* _Problem to solve_: From the passage on Wilsford church below, set down word for word the part that opens with the words "At an unknown" and closes with "farm. (fn. 177)".

* _Passage for review_:
══════
A church at Wilsford is mentioned in the earlier 12th century. (fn. 163) There was then also a chapel in the detached tithing of Manningford Bohune, presumably attached to it, but to which no further reference has been found. (fn. 164) The abbey of St. Wandrille de Fontenelle (Seine-Maritime) and the Bohun family, lords of the manors of Wilsford and Manningford Bohune, both claimed the church at that date. Its endowment was then made up of all the tithes of the parish and of a hide at Manningford Bohune. (fn. 165) Of the land no more is known after the 13th century. Humphrey de Bohun and his wife Margaret conveyed the church to Monkton Farleigh Priory at some date but in 1142 Pope Innocent II confirmed it to St. Wandrille. (fn. 166) In the earlier 13th century St. Wandrille surrendered its rights in the church to the bishop of Salisbury. (fn. 167) Farleigh Priory and its patron, the earl of Hereford, later also submitted the church to the bishop's ordination. In 1227 the bishop appropriated it to the hospital of St. Nicholas, Salisbury, for the support of a chaplain there. (fn. 168) In 1840 the hospital received a rent-charge of £267 in place of great tithes from Manningford Bohune and in 1844 another of £217 to replace those from Wilsford tithing. (fn. 169)
A portion of the great tithes of the demesne had evidently been reserved from the grant of the church to Farleigh Priory, for in 1218 the bishop exercised, through lapse, the right to present a clerk to the portion as though to a benefice. (fn. 170) In 1239 the earl of Hereford's right to present to the tithes and also to the hide in Manningford Bohune, which had originally formed part of the endowment of the rectory (see above), was confirmed; it was then agreed that the earl's presentee should pay 30s. yearly to the appropriators of Wilsford. (fn. 171) The earl of Hereford conveyed the portion c. 1243 to Farleigh Priory, which undertook to continue the annual 30s. payments to the appropriators. (fn. 172) Shortly before 1266 Farleigh granted the portion to Roger, archdeacon of Wiltshire, for a five-year term, and he sub-let it in 1266 to St. Nicholas's Hospital in return for a yearly payment of £4 6s. 8d. (fn. 173) In 1268, apparently at the end of Roger's term, Farleigh finally granted the portion to St. Nicholas's Hospital in return for a yearly payment of £3 6s. 8d., which was still paid to the priory in 1535. (fn. 174)
At an unknown date, but probably in the later 13th century, the rector of Dauntsey apparently acquired the right to take certain great and small tithes from part of the Wilsford Dauntsey estate. (fn. 175) In 1291 he received a yearly payment of £2 13s. 4d. in lieu from the appropriators of Wilsford, but later rectors may have received their tithes in kind. (fn. 176) In 1844 the rector of Dauntsey received a rentcharge of £52 in place of the great and small tithes arising from 115 a. on Wilsford House farm. (fn. 177)
══════
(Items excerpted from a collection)
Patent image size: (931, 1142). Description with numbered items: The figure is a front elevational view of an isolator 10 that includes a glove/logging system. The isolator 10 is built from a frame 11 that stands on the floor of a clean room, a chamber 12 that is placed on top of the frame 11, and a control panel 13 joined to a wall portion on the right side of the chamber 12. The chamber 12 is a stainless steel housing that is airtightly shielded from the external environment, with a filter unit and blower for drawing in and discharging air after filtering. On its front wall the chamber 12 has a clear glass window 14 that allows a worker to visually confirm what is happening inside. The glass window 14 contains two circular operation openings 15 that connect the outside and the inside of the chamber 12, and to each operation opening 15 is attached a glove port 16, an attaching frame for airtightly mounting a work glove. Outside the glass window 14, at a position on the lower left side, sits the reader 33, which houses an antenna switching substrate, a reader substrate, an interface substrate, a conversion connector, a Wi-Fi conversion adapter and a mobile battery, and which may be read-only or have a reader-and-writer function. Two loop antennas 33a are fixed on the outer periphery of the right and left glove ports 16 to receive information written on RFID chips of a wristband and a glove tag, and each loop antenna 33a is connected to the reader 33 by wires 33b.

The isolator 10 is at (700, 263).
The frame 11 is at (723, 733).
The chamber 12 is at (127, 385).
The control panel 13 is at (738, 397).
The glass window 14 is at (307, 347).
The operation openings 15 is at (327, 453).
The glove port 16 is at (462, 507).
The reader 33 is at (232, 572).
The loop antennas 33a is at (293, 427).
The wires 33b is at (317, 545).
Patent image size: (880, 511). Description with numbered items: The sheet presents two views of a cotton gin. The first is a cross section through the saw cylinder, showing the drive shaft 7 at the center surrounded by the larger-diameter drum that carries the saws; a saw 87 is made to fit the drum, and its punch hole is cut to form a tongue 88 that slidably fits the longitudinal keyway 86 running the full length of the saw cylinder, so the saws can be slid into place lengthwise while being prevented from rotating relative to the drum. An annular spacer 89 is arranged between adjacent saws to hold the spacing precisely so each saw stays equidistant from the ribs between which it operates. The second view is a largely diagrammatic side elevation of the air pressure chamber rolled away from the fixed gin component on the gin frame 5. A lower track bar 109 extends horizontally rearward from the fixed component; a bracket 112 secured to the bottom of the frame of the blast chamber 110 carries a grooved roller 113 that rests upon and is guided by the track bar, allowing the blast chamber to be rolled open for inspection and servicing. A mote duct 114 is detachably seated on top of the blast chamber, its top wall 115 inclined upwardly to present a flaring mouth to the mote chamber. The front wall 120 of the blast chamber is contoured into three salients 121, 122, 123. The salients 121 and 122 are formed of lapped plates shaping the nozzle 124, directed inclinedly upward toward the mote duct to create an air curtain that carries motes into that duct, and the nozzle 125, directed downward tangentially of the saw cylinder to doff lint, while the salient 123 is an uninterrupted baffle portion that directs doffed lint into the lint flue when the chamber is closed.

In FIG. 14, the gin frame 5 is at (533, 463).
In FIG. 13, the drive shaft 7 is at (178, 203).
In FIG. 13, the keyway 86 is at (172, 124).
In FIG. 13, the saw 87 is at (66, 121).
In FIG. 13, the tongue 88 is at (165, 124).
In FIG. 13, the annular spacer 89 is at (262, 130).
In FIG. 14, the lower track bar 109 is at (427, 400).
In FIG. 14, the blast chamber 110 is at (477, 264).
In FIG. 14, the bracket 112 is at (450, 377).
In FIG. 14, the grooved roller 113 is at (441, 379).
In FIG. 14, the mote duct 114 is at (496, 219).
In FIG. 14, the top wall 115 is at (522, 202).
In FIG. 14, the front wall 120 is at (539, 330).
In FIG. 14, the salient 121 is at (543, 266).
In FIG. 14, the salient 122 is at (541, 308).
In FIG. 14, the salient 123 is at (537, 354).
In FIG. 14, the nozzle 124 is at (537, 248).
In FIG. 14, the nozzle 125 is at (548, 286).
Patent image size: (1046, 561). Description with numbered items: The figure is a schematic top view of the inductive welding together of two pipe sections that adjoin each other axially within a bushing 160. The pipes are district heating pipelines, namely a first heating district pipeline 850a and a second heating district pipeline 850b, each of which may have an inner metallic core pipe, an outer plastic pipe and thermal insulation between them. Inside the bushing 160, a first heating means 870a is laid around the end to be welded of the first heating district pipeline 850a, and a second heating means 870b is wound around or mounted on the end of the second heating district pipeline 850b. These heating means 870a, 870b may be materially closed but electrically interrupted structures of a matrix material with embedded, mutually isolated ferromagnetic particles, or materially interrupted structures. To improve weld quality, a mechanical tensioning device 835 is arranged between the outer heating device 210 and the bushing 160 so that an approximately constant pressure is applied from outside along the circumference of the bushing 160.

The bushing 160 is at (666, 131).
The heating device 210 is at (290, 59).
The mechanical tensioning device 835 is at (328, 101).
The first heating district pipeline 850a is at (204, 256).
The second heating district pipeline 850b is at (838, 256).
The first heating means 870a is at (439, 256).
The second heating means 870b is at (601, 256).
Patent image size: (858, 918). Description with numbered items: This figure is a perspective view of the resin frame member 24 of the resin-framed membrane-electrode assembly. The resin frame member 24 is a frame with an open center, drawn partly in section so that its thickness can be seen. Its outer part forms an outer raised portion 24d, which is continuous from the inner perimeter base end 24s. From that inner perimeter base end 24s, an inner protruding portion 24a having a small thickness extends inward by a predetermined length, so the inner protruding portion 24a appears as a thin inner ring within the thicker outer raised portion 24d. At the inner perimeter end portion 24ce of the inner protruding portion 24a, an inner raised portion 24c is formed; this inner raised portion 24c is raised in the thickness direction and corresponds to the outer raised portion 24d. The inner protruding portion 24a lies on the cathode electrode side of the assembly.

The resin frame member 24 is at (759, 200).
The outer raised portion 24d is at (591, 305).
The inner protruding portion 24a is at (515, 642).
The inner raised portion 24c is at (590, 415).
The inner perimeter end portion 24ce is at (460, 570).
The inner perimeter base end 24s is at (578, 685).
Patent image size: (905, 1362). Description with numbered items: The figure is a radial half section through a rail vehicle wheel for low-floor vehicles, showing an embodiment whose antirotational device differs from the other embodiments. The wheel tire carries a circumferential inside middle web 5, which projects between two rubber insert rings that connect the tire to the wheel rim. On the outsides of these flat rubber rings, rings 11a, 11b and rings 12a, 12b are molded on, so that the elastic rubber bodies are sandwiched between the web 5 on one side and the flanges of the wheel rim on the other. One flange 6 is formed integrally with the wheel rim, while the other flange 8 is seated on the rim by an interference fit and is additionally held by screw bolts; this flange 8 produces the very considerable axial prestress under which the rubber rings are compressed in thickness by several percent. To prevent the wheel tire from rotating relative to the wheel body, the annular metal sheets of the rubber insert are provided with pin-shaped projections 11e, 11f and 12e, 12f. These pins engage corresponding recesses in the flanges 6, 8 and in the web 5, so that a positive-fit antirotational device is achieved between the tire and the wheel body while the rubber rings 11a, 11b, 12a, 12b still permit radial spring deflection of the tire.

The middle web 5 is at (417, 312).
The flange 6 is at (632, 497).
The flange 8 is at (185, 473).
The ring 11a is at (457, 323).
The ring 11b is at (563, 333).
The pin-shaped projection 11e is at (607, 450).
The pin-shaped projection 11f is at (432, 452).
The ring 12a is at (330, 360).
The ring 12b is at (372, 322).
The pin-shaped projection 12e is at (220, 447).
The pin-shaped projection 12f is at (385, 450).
══════
* _Solution to this problem_:
At an unknown date, but probably in the later 13th century, the rector of Dauntsey apparently acquired the right to take certain great and small tithes from part of the Wilsford Dauntsey estate. (fn. 175) In 1291 he received a yearly payment of £2 13s. 4d. in lieu from the appropriators of Wilsford, but later rectors may have received their tithes in kind. (fn. 176) In 1844 the rector of Dauntsey received a rentcharge of £52 in place of the great and small tithes arising from 115 a. on Wilsford House farm. (fn. 177)